- [PROBLEM TO WORK ON]
Each line below either holds the string "series" or doesn't. Count those that do and give only the number.
%%
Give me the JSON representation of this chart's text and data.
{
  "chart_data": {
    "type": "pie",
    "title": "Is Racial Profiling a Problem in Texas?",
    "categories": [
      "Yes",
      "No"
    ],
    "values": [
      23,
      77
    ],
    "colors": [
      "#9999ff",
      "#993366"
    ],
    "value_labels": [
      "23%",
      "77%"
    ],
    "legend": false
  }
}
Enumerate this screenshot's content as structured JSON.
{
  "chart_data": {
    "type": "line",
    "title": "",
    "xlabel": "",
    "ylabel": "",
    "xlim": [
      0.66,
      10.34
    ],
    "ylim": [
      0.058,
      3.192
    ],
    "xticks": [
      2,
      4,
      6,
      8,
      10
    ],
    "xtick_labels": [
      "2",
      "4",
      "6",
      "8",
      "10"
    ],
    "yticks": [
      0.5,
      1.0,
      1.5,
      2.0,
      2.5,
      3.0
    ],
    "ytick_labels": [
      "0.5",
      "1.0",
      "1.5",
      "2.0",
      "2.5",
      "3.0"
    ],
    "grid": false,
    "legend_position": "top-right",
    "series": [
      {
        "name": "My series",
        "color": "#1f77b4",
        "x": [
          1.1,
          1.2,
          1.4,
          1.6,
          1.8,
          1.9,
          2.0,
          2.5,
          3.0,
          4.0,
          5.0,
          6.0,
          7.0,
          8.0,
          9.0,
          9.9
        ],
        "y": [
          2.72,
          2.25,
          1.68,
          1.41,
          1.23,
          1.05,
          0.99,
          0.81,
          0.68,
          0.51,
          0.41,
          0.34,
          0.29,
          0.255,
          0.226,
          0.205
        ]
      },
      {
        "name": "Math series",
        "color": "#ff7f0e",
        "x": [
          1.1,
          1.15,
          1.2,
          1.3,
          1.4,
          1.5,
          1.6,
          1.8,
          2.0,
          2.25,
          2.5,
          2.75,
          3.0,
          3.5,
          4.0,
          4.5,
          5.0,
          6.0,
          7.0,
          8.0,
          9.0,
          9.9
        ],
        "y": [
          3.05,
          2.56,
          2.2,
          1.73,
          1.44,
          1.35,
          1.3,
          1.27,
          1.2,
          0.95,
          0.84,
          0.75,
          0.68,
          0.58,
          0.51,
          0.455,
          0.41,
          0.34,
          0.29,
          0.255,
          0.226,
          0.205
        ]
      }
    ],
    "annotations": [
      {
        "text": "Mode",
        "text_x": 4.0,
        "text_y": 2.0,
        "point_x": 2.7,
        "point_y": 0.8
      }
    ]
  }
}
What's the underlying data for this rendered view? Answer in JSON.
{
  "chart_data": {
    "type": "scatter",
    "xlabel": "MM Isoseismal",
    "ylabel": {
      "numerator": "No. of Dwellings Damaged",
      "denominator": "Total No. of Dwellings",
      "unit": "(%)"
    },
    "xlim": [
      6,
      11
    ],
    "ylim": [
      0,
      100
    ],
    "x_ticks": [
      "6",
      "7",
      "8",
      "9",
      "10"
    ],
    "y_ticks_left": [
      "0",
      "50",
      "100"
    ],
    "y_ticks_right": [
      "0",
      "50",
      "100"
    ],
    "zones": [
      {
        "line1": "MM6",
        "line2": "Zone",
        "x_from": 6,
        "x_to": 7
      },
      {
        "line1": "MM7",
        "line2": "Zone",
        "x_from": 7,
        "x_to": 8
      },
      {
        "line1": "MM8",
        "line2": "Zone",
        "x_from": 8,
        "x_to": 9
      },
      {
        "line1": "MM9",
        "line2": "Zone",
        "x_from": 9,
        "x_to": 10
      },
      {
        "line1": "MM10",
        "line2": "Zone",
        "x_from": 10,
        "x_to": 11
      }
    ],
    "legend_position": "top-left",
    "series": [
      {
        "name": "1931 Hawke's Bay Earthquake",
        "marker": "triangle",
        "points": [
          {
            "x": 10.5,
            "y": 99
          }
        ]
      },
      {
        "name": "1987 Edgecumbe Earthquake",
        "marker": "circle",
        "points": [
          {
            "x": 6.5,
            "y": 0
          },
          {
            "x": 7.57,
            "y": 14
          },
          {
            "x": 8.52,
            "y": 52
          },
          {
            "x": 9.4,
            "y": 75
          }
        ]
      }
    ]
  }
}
%%
- [WORKED ANSWER]
4